• [PROBLEM DESCRIPTION]
Your reply should repeat all records verbatim and contain no images.

• [WORKING DATA]
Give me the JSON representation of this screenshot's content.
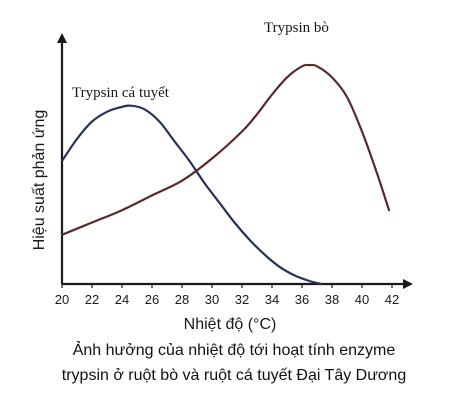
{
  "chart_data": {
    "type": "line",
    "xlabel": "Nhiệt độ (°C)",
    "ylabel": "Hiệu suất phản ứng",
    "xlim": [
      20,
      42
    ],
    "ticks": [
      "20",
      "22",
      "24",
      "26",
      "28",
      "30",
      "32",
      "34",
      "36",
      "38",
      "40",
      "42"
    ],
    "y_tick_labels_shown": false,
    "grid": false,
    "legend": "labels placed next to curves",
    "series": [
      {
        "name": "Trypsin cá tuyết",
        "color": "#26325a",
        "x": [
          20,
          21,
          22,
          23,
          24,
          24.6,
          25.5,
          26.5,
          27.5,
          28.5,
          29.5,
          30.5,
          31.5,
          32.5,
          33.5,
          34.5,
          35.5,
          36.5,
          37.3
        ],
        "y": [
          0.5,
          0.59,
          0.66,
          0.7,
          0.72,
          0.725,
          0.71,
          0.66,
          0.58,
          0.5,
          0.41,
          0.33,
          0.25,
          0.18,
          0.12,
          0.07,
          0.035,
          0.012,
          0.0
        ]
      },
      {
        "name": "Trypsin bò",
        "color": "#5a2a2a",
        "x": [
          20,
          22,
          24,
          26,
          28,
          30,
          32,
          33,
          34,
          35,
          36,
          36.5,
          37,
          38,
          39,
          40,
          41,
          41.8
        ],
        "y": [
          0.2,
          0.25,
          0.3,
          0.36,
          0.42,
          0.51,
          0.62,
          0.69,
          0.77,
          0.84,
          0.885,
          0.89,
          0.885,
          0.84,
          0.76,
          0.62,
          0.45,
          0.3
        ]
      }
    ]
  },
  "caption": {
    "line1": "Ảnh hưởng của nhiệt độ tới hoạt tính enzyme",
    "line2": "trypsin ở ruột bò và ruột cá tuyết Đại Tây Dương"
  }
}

• [WRITTEN RESPONSE]
Give me the JSON representation of this screenshot's content.
{
  "chart_data": {
    "type": "line",
    "xlabel": "Nhiệt độ (°C)",
    "ylabel": "Hiệu suất phản ứng",
    "xlim": [
      20,
      42
    ],
    "ticks": [
      "20",
      "22",
      "24",
      "26",
      "28",
      "30",
      "32",
      "34",
      "36",
      "38",
      "40",
      "42"
    ],
    "y_tick_labels_shown": false,
    "grid": false,
    "legend": "labels placed next to curves",
    "series": [
      {
        "name": "Trypsin cá tuyết",
        "color": "#26325a",
        "x": [
          20,
          21,
          22,
          23,
          24,
          24.6,
          25.5,
          26.5,
          27.5,
          28.5,
          29.5,
          30.5,
          31.5,
          32.5,
          33.5,
          34.5,
          35.5,
          36.5,
          37.3
        ],
        "y": [
          0.5,
          0.59,
          0.66,
          0.7,
          0.72,
          0.725,
          0.71,
          0.66,
          0.58,
          0.5,
          0.41,
          0.33,
          0.25,
          0.18,
          0.12,
          0.07,
          0.035,
          0.012,
          0.0
        ]
      },
      {
        "name": "Trypsin bò",
        "color": "#5a2a2a",
        "x": [
          20,
          22,
          24,
          26,
          28,
          30,
          32,
          33,
          34,
          35,
          36,
          36.5,
          37,
          38,
          39,
          40,
          41,
          41.8
        ],
        "y": [
          0.2,
          0.25,
          0.3,
          0.36,
          0.42,
          0.51,
          0.62,
          0.69,
          0.77,
          0.84,
          0.885,
          0.89,
          0.885,
          0.84,
          0.76,
          0.62,
          0.45,
          0.3
        ]
      }
    ]
  },
  "caption": {
    "line1": "Ảnh hưởng của nhiệt độ tới hoạt tính enzyme",
    "line2": "trypsin ở ruột bò và ruột cá tuyết Đại Tây Dương"
  }
}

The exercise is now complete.